### What you have to do:
Reproduce the entire listing word for word.

### Data section:
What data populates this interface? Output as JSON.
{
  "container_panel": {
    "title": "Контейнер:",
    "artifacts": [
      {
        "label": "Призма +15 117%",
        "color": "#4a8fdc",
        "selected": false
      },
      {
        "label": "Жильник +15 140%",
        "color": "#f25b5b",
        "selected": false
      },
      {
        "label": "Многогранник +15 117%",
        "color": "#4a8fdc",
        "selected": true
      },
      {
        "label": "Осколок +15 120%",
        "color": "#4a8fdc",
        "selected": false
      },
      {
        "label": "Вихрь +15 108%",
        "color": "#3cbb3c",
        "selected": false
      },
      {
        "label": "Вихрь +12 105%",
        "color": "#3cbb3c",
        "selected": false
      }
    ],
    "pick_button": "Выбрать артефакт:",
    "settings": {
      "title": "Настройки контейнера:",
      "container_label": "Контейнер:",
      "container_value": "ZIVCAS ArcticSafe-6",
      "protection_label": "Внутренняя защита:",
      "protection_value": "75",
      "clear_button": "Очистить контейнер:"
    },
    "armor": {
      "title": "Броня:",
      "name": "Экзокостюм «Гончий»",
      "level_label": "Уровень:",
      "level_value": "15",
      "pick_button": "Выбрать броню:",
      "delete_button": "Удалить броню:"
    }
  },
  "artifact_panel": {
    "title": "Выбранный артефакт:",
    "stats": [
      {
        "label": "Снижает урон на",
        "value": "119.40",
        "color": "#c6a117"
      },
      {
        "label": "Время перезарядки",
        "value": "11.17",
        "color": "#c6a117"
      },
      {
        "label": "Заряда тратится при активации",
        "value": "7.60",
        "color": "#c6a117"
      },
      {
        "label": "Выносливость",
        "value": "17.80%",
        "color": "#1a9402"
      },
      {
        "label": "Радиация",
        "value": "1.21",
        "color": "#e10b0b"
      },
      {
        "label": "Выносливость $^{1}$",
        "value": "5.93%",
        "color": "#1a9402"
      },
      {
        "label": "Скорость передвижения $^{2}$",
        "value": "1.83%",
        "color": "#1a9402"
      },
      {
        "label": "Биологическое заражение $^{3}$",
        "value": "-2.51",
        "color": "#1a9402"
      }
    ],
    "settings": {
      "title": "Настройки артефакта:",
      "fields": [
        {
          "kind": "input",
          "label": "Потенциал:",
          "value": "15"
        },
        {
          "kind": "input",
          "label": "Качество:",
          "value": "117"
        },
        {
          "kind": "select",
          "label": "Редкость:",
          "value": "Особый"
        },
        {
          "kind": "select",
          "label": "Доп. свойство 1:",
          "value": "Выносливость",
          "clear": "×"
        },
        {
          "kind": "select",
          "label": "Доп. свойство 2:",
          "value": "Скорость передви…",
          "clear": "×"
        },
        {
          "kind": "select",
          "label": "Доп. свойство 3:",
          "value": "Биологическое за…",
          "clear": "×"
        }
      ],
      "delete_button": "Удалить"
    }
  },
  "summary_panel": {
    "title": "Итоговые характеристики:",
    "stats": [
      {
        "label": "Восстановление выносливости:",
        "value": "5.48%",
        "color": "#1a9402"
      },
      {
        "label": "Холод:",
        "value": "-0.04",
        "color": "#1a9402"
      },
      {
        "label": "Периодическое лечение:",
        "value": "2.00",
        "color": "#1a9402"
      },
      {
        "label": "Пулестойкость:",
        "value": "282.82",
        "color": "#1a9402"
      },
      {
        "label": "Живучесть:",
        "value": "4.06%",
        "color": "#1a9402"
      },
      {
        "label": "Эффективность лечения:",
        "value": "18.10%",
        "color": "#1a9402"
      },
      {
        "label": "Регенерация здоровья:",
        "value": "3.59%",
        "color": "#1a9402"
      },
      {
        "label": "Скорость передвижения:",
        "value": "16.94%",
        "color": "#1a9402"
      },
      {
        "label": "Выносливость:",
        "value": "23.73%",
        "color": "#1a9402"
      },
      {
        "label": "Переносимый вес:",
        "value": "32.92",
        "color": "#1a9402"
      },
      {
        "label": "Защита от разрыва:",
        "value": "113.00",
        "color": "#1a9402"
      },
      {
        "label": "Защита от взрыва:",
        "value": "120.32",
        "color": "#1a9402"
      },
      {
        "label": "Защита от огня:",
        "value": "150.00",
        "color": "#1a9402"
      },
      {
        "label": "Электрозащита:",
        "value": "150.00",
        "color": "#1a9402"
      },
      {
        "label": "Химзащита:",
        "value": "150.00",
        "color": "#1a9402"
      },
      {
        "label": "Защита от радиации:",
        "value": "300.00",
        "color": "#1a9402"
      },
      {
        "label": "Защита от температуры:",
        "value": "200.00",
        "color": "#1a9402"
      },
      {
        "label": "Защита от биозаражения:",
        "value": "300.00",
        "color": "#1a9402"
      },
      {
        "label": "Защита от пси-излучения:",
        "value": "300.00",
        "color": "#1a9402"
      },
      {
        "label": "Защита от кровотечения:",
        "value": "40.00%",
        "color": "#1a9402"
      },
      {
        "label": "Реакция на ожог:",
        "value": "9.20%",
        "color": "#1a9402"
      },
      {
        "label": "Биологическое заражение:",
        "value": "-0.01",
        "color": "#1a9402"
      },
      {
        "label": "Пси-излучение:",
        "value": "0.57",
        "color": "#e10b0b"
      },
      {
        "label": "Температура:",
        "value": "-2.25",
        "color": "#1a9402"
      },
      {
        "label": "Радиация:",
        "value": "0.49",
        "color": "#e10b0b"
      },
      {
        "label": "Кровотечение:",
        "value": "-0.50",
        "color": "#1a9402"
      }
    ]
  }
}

### The reply:
What data populates this interface? Output as JSON.
{
  "container_panel": {
    "title": "Контейнер:",
    "artifacts": [
      {
        "label": "Призма +15 117%",
        "color": "#4a8fdc",
        "selected": false
      },
      {
        "label": "Жильник +15 140%",
        "color": "#f25b5b",
        "selected": false
      },
      {
        "label": "Многогранник +15 117%",
        "color": "#4a8fdc",
        "selected": true
      },
      {
        "label": "Осколок +15 120%",
        "color": "#4a8fdc",
        "selected": false
      },
      {
        "label": "Вихрь +15 108%",
        "color": "#3cbb3c",
        "selected": false
      },
      {
        "label": "Вихрь +12 105%",
        "color": "#3cbb3c",
        "selected": false
      }
    ],
    "pick_button": "Выбрать артефакт:",
    "settings": {
      "title": "Настройки контейнера:",
      "container_label": "Контейнер:",
      "container_value": "ZIVCAS ArcticSafe-6",
      "protection_label": "Внутренняя защита:",
      "protection_value": "75",
      "clear_button": "Очистить контейнер:"
    },
    "armor": {
      "title": "Броня:",
      "name": "Экзокостюм «Гончий»",
      "level_label": "Уровень:",
      "level_value": "15",
      "pick_button": "Выбрать броню:",
      "delete_button": "Удалить броню:"
    }
  },
  "artifact_panel": {
    "title": "Выбранный артефакт:",
    "stats": [
      {
        "label": "Снижает урон на",
        "value": "119.40",
        "color": "#c6a117"
      },
      {
        "label": "Время перезарядки",
        "value": "11.17",
        "color": "#c6a117"
      },
      {
        "label": "Заряда тратится при активации",
        "value": "7.60",
        "color": "#c6a117"
      },
      {
        "label": "Выносливость",
        "value": "17.80%",
        "color": "#1a9402"
      },
      {
        "label": "Радиация",
        "value": "1.21",
        "color": "#e10b0b"
      },
      {
        "label": "Выносливость $^{1}$",
        "value": "5.93%",
        "color": "#1a9402"
      },
      {
        "label": "Скорость передвижения $^{2}$",
        "value": "1.83%",
        "color": "#1a9402"
      },
      {
        "label": "Биологическое заражение $^{3}$",
        "value": "-2.51",
        "color": "#1a9402"
      }
    ],
    "settings": {
      "title": "Настройки артефакта:",
      "fields": [
        {
          "kind": "input",
          "label": "Потенциал:",
          "value": "15"
        },
        {
          "kind": "input",
          "label": "Качество:",
          "value": "117"
        },
        {
          "kind": "select",
          "label": "Редкость:",
          "value": "Особый"
        },
        {
          "kind": "select",
          "label": "Доп. свойство 1:",
          "value": "Выносливость",
          "clear": "×"
        },
        {
          "kind": "select",
          "label": "Доп. свойство 2:",
          "value": "Скорость передви…",
          "clear": "×"
        },
        {
          "kind": "select",
          "label": "Доп. свойство 3:",
          "value": "Биологическое за…",
          "clear": "×"
        }
      ],
      "delete_button": "Удалить"
    }
  },
  "summary_panel": {
    "title": "Итоговые характеристики:",
    "stats": [
      {
        "label": "Восстановление выносливости:",
        "value": "5.48%",
        "color": "#1a9402"
      },
      {
        "label": "Холод:",
        "value": "-0.04",
        "color": "#1a9402"
      },
      {
        "label": "Периодическое лечение:",
        "value": "2.00",
        "color": "#1a9402"
      },
      {
        "label": "Пулестойкость:",
        "value": "282.82",
        "color": "#1a9402"
      },
      {
        "label": "Живучесть:",
        "value": "4.06%",
        "color": "#1a9402"
      },
      {
        "label": "Эффективность лечения:",
        "value": "18.10%",
        "color": "#1a9402"
      },
      {
        "label": "Регенерация здоровья:",
        "value": "3.59%",
        "color": "#1a9402"
      },
      {
        "label": "Скорость передвижения:",
        "value": "16.94%",
        "color": "#1a9402"
      },
      {
        "label": "Выносливость:",
        "value": "23.73%",
        "color": "#1a9402"
      },
      {
        "label": "Переносимый вес:",
        "value": "32.92",
        "color": "#1a9402"
      },
      {
        "label": "Защита от разрыва:",
        "value": "113.00",
        "color": "#1a9402"
      },
      {
        "label": "Защита от взрыва:",
        "value": "120.32",
        "color": "#1a9402"
      },
      {
        "label": "Защита от огня:",
        "value": "150.00",
        "color": "#1a9402"
      },
      {
        "label": "Электрозащита:",
        "value": "150.00",
        "color": "#1a9402"
      },
      {
        "label": "Химзащита:",
        "value": "150.00",
        "color": "#1a9402"
      },
      {
        "label": "Защита от радиации:",
        "value": "300.00",
        "color": "#1a9402"
      },
      {
        "label": "Защита от температуры:",
        "value": "200.00",
        "color": "#1a9402"
      },
      {
        "label": "Защита от биозаражения:",
        "value": "300.00",
        "color": "#1a9402"
      },
      {
        "label": "Защита от пси-излучения:",
        "value": "300.00",
        "color": "#1a9402"
      },
      {
        "label": "Защита от кровотечения:",
        "value": "40.00%",
        "color": "#1a9402"
      },
      {
        "label": "Реакция на ожог:",
        "value": "9.20%",
        "color": "#1a9402"
      },
      {
        "label": "Биологическое заражение:",
        "value": "-0.01",
        "color": "#1a9402"
      },
      {
        "label": "Пси-излучение:",
        "value": "0.57",
        "color": "#e10b0b"
      },
      {
        "label": "Температура:",
        "value": "-2.25",
        "color": "#1a9402"
      },
      {
        "label": "Радиация:",
        "value": "0.49",
        "color": "#e10b0b"
      },
      {
        "label": "Кровотечение:",
        "value": "-0.50",
        "color": "#1a9402"
      }
    ]
  }
}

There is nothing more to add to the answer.